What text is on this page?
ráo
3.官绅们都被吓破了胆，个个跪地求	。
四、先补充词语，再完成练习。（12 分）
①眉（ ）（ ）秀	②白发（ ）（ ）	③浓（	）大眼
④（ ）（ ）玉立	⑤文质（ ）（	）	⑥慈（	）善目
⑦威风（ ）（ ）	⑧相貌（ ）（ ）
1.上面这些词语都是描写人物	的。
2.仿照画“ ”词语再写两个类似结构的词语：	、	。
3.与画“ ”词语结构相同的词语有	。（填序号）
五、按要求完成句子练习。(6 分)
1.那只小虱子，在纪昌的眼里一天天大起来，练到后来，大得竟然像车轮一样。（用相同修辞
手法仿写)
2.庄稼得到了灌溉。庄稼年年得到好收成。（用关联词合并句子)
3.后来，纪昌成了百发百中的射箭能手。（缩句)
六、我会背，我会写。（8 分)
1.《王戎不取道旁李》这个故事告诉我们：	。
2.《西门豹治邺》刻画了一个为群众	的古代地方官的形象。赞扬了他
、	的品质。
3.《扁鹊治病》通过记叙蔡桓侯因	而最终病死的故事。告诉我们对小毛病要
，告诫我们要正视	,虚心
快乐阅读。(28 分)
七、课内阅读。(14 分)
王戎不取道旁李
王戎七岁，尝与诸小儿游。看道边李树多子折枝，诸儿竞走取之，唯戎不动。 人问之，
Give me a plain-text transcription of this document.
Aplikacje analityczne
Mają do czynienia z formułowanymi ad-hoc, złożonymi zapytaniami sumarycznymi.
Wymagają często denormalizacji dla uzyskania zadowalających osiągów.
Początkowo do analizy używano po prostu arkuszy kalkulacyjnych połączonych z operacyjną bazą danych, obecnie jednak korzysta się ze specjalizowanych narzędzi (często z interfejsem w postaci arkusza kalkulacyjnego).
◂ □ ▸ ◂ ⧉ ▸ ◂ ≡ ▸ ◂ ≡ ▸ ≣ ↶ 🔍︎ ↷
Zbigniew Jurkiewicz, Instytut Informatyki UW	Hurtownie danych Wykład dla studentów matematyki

Aim of the task =
Write down only how many lines in the listing contain the word "często".

Answer to the task =
2